* [Given problem]
Give every line of the data again, unchanged, but with no pictures.
--- --- ---
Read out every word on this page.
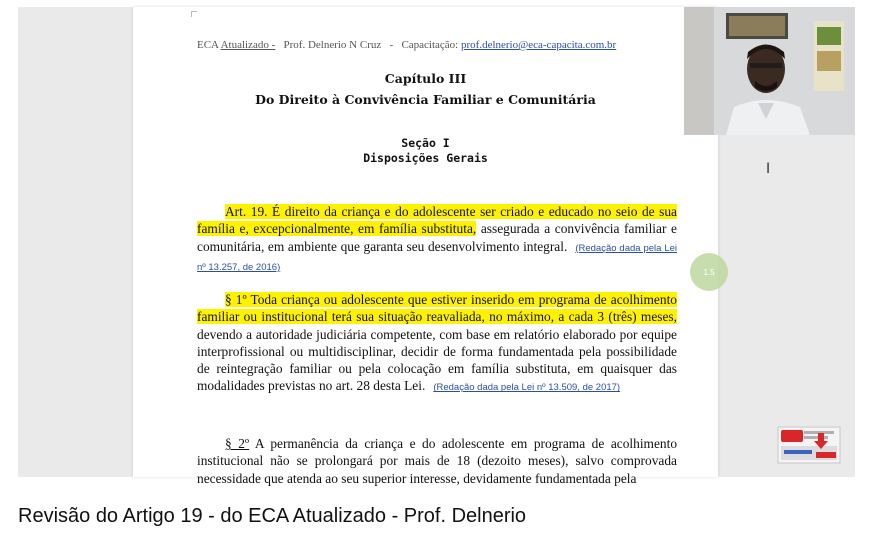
ECA Atualizado - Prof. Delnerio N Cruz - Capacitação: prof.delnerio@eca-capacita.com.br
Capítulo III
Do Direito à Convivência Familiar e Comunitária
Seção I
Disposições Gerais
Art. 19. É direito da criança e do adolescente ser criado e educado no seio de sua família e, excepcionalmente, em família substituta, assegurada a convivência familiar e comunitária, em ambiente que garanta seu desenvolvimento integral. (Redação dada pela Lei nº 13.257, de 2016)
§ 1º Toda criança ou adolescente que estiver inserido em programa de acolhimento familiar ou institucional terá sua situação reavaliada, no máximo, a cada 3 (três) meses, devendo a autoridade judiciária competente, com base em relatório elaborado por equipe interprofissional ou multidisciplinar, decidir de forma fundamentada pela possibilidade de reintegração familiar ou pela colocação em família substituta, em quaisquer das modalidades previstas no art. 28 desta Lei. (Redação dada pela Lei nº 13.509, de 2017)
§ 2º A permanência da criança e do adolescente em programa de acolhimento institucional não se prolongará por mais de 18 (dezoito meses), salvo comprovada necessidade que atenda ao seu superior interesse, devidamente fundamentada pela
I
1.5
Revisão do Artigo 19 - do ECA Atualizado - Prof. Delnerio
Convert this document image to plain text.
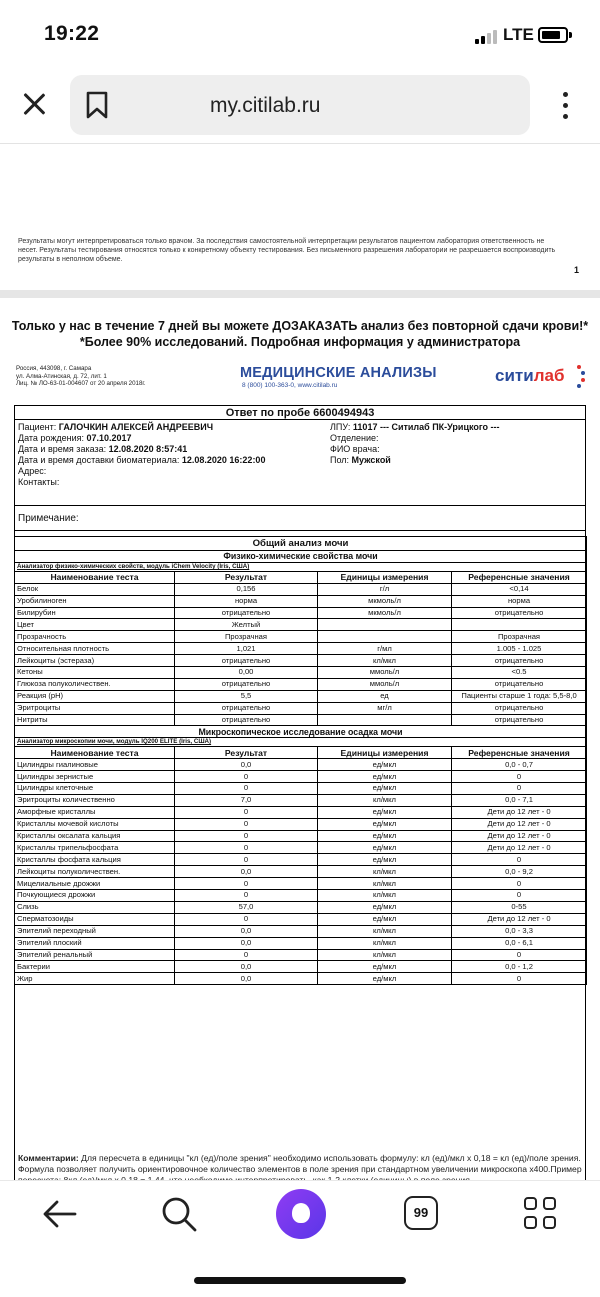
19:22	LTE
my.citilab.ru
Результаты могут интерпретироваться только врачом. За последствия самостоятельной интерпретации результатов пациентом лаборатория ответственность не несет. Результаты тестирования относятся только к конкретному объекту тестирования. Без письменного разрешения лаборатории не разрешается воспроизводить результаты в неполном объеме.
1
Только у нас в течение 7 дней вы можете ДОЗАКАЗАТЬ анализ без повторной сдачи крови!*
*Более 90% исследований. Подробная информация у администратора
Россия, 443098, г. Самара
ул. Алма-Атинская, д. 72, лит. 1
Лиц. № ЛО-63-01-004607 от 20 апреля 2018г.
МЕДИЦИНСКИЕ АНАЛИЗЫ
8 (800) 100-363-0, www.citilab.ru
ситилаб
Ответ по пробе 6600494943
Пациент: ГАЛОЧКИН АЛЕКСЕЙ АНДРЕЕВИЧ
Дата рождения: 07.10.2017
Дата и время заказа: 12.08.2020 8:57:41
Дата и время доставки биоматериала: 12.08.2020 16:22:00
Адрес:
Контакты:
ЛПУ: 11017 --- Ситилаб ПК-Урицкого ---
Отделение:
ФИО врача:
Пол: Мужской
Примечание:
Общий анализ мочи			
Физико-химические свойства мочи			
Анализатор физико-химических свойств, модуль iChem Velocity (Iris, США)			
Наименование теста	Результат	Единицы измерения	Референсные значения
Белок	0,156	г/л	<0,14
Уробилиноген	норма	мкмоль/л	норма
Билирубин	отрицательно	мкмоль/л	отрицательно
Цвет	Желтый		
Прозрачность	Прозрачная		Прозрачная
Относительная плотность	1,021	г/мл	1.005 - 1.025
Лейкоциты (эстераза)	отрицательно	кл/мкл	отрицательно
Кетоны	0,00	ммоль/л	<0.5
Глюкоза полуколичествен.	отрицательно	ммоль/л	отрицательно
Реакция (pH)	5,5	ед	Пациенты старше 1 года: 5,5-8,0
Эритроциты	отрицательно	мг/л	отрицательно
Нитриты	отрицательно		отрицательно
Микроскопическое исследование осадка мочи			
Анализатор микроскопии мочи, модуль IQ200 ELITE (Iris, США)			
Наименование теста	Результат	Единицы измерения	Референсные значения
Цилиндры гиалиновые	0,0	ед/мкл	0,0 - 0,7
Цилиндры зернистые	0	ед/мкл	0
Цилиндры клеточные	0	ед/мкл	0
Эритроциты количественно	7,0	кл/мкл	0,0 - 7,1
Аморфные кристаллы	0	ед/мкл	Дети до 12 лет - 0
Кристаллы мочевой кислоты	0	ед/мкл	Дети до 12 лет - 0
Кристаллы оксалата кальция	0	ед/мкл	Дети до 12 лет - 0
Кристаллы трипельфосфата	0	ед/мкл	Дети до 12 лет - 0
Кристаллы фосфата кальция	0	ед/мкл	0
Лейкоциты полуколичествен.	0,0	кл/мкл	0,0 - 9,2
Мицелиальные дрожжи	0	кл/мкл	0
Почкующиеся дрожжи	0	кл/мкл	0
Слизь	57,0	ед/мкл	0-55
Сперматозоиды	0	ед/мкл	Дети до 12 лет - 0
Эпителий переходный	0,0	кл/мкл	0,0 - 3,3
Эпителий плоский	0,0	кл/мкл	0,0 - 6,1
Эпителий ренальный	0	кл/мкл	0
Бактерии	0,0	ед/мкл	0,0 - 1,2
Жир	0,0	ед/мкл	0
Комментарии: Для пересчета в единицы "кл (ед)/поле зрения" необходимо использовать формулу: кл (ед)/мкл х 0,18 = кл (ед)/поле зрения. Формула позволяет получить ориентировочное количество элементов в поле зрения при стандартном увеличении микроскопа х400.Пример
99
--- --- ---
* [Result of this exercise]
Read out every word on this page.
ECA Atualizado - Prof. Delnerio N Cruz - Capacitação: prof.delnerio@eca-capacita.com.br
Capítulo III
Do Direito à Convivência Familiar e Comunitária
Seção I
Disposições Gerais
Art. 19. É direito da criança e do adolescente ser criado e educado no seio de sua família e, excepcionalmente, em família substituta, assegurada a convivência familiar e comunitária, em ambiente que garanta seu desenvolvimento integral. (Redação dada pela Lei nº 13.257, de 2016)
§ 1º Toda criança ou adolescente que estiver inserido em programa de acolhimento familiar ou institucional terá sua situação reavaliada, no máximo, a cada 3 (três) meses, devendo a autoridade judiciária competente, com base em relatório elaborado por equipe interprofissional ou multidisciplinar, decidir de forma fundamentada pela possibilidade de reintegração familiar ou pela colocação em família substituta, em quaisquer das modalidades previstas no art. 28 desta Lei. (Redação dada pela Lei nº 13.509, de 2017)
§ 2º A permanência da criança e do adolescente em programa de acolhimento institucional não se prolongará por mais de 18 (dezoito meses), salvo comprovada necessidade que atenda ao seu superior interesse, devidamente fundamentada pela
I
1.5
Revisão do Artigo 19 - do ECA Atualizado - Prof. Delnerio
Convert this document image to plain text.
19:22	LTE
my.citilab.ru
Результаты могут интерпретироваться только врачом. За последствия самостоятельной интерпретации результатов пациентом лаборатория ответственность не несет. Результаты тестирования относятся только к конкретному объекту тестирования. Без письменного разрешения лаборатории не разрешается воспроизводить результаты в неполном объеме.
1
Только у нас в течение 7 дней вы можете ДОЗАКАЗАТЬ анализ без повторной сдачи крови!*
*Более 90% исследований. Подробная информация у администратора
Россия, 443098, г. Самара
ул. Алма-Атинская, д. 72, лит. 1
Лиц. № ЛО-63-01-004607 от 20 апреля 2018г.
МЕДИЦИНСКИЕ АНАЛИЗЫ
8 (800) 100-363-0, www.citilab.ru
ситилаб
Ответ по пробе 6600494943
Пациент: ГАЛОЧКИН АЛЕКСЕЙ АНДРЕЕВИЧ
Дата рождения: 07.10.2017
Дата и время заказа: 12.08.2020 8:57:41
Дата и время доставки биоматериала: 12.08.2020 16:22:00
Адрес:
Контакты:
ЛПУ: 11017 --- Ситилаб ПК-Урицкого ---
Отделение:
ФИО врача:
Пол: Мужской
Примечание:
Общий анализ мочи			
Физико-химические свойства мочи			
Анализатор физико-химических свойств, модуль iChem Velocity (Iris, США)			
Наименование теста	Результат	Единицы измерения	Референсные значения
Белок	0,156	г/л	<0,14
Уробилиноген	норма	мкмоль/л	норма
Билирубин	отрицательно	мкмоль/л	отрицательно
Цвет	Желтый		
Прозрачность	Прозрачная		Прозрачная
Относительная плотность	1,021	г/мл	1.005 - 1.025
Лейкоциты (эстераза)	отрицательно	кл/мкл	отрицательно
Кетоны	0,00	ммоль/л	<0.5
Глюкоза полуколичествен.	отрицательно	ммоль/л	отрицательно
Реакция (pH)	5,5	ед	Пациенты старше 1 года: 5,5-8,0
Эритроциты	отрицательно	мг/л	отрицательно
Нитриты	отрицательно		отрицательно
Микроскопическое исследование осадка мочи			
Анализатор микроскопии мочи, модуль IQ200 ELITE (Iris, США)			
Наименование теста	Результат	Единицы измерения	Референсные значения
Цилиндры гиалиновые	0,0	ед/мкл	0,0 - 0,7
Цилиндры зернистые	0	ед/мкл	0
Цилиндры клеточные	0	ед/мкл	0
Эритроциты количественно	7,0	кл/мкл	0,0 - 7,1
Аморфные кристаллы	0	ед/мкл	Дети до 12 лет - 0
Кристаллы мочевой кислоты	0	ед/мкл	Дети до 12 лет - 0
Кристаллы оксалата кальция	0	ед/мкл	Дети до 12 лет - 0
Кристаллы трипельфосфата	0	ед/мкл	Дети до 12 лет - 0
Кристаллы фосфата кальция	0	ед/мкл	0
Лейкоциты полуколичествен.	0,0	кл/мкл	0,0 - 9,2
Мицелиальные дрожжи	0	кл/мкл	0
Почкующиеся дрожжи	0	кл/мкл	0
Слизь	57,0	ед/мкл	0-55
Сперматозоиды	0	ед/мкл	Дети до 12 лет - 0
Эпителий переходный	0,0	кл/мкл	0,0 - 3,3
Эпителий плоский	0,0	кл/мкл	0,0 - 6,1
Эпителий ренальный	0	кл/мкл	0
Бактерии	0,0	ед/мкл	0,0 - 1,2
Жир	0,0	ед/мкл	0
Комментарии: Для пересчета в единицы "кл (ед)/поле зрения" необходимо использовать формулу: кл (ед)/мкл х 0,18 = кл (ед)/поле зрения. Формула позволяет получить ориентировочное количество элементов в поле зрения при стандартном увеличении микроскопа х400.Пример
99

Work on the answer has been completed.